Filter the listing below, copying every line in which the word "ylabel" appears.

Records from a data collection
- - - -
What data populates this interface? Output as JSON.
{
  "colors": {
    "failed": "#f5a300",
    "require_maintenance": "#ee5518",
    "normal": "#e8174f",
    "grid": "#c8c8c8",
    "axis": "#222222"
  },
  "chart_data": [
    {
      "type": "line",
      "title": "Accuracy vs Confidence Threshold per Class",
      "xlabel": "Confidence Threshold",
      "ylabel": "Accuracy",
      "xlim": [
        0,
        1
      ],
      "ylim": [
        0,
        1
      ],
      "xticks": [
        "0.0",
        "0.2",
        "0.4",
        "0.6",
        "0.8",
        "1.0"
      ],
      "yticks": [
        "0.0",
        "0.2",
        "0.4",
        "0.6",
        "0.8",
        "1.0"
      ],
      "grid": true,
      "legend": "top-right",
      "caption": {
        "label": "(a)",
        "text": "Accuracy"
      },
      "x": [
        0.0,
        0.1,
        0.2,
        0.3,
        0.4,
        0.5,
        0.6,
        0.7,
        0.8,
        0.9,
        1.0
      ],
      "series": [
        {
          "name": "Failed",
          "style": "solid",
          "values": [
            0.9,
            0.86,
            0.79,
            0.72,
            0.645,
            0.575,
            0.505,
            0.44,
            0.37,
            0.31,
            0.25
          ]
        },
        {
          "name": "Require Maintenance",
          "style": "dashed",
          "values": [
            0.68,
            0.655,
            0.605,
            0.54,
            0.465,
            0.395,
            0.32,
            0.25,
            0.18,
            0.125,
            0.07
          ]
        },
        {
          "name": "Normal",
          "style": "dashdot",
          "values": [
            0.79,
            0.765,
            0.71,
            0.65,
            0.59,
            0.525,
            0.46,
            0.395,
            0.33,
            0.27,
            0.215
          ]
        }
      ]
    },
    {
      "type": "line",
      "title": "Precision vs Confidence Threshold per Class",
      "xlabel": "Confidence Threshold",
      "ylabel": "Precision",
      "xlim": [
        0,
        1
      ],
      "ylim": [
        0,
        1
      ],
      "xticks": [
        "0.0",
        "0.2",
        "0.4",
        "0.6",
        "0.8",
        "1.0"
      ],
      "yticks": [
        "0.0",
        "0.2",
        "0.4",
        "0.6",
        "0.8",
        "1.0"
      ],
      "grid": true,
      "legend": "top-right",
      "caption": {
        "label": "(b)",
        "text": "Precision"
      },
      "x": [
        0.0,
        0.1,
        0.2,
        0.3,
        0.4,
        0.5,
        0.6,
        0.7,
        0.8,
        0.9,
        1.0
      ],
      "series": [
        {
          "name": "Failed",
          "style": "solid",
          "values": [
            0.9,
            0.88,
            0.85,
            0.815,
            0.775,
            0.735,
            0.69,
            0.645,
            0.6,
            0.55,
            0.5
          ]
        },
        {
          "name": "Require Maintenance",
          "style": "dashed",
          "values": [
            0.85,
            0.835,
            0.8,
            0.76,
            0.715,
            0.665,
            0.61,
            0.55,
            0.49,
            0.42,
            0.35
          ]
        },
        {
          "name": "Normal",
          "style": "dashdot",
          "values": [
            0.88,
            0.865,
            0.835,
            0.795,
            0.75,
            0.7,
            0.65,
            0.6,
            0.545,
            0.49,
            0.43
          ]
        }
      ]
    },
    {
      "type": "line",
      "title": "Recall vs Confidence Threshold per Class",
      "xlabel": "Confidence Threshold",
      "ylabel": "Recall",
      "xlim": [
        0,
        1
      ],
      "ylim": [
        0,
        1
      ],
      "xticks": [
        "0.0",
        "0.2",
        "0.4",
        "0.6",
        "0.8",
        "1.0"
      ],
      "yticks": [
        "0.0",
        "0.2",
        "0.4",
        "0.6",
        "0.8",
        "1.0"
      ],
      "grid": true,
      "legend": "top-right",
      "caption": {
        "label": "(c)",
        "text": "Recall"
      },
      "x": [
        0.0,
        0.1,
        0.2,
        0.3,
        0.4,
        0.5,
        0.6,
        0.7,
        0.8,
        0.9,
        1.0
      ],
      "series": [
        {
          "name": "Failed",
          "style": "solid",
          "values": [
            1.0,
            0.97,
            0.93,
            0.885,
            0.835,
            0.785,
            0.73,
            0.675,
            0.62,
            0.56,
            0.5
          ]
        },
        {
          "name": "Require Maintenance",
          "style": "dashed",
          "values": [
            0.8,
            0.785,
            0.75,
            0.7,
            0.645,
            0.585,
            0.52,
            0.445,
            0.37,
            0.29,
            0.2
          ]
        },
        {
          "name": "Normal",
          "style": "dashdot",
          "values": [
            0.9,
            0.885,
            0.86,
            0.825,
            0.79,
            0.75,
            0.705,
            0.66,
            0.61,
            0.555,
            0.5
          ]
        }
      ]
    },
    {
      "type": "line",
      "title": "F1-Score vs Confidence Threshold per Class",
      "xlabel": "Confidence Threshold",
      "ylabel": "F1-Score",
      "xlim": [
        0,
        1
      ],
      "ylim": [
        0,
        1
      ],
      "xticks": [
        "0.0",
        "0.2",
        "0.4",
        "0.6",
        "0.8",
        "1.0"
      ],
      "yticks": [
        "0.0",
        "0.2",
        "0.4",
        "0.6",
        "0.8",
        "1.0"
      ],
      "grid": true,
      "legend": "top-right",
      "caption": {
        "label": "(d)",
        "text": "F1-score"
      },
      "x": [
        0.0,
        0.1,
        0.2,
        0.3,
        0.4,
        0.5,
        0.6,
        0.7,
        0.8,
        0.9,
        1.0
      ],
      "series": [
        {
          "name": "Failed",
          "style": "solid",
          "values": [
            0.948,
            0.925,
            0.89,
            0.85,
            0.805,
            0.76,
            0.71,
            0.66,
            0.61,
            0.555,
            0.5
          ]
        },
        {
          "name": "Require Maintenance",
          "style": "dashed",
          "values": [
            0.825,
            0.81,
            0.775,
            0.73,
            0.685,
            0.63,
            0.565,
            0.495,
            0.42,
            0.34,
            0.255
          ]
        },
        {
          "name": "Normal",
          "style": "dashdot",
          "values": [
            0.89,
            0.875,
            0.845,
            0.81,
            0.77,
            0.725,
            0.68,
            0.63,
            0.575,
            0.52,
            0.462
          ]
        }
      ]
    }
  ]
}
- - - -
**Written response**
      "ylabel": "Accuracy",
      "ylabel": "Precision",
      "ylabel": "Recall",
      "ylabel": "F1-Score",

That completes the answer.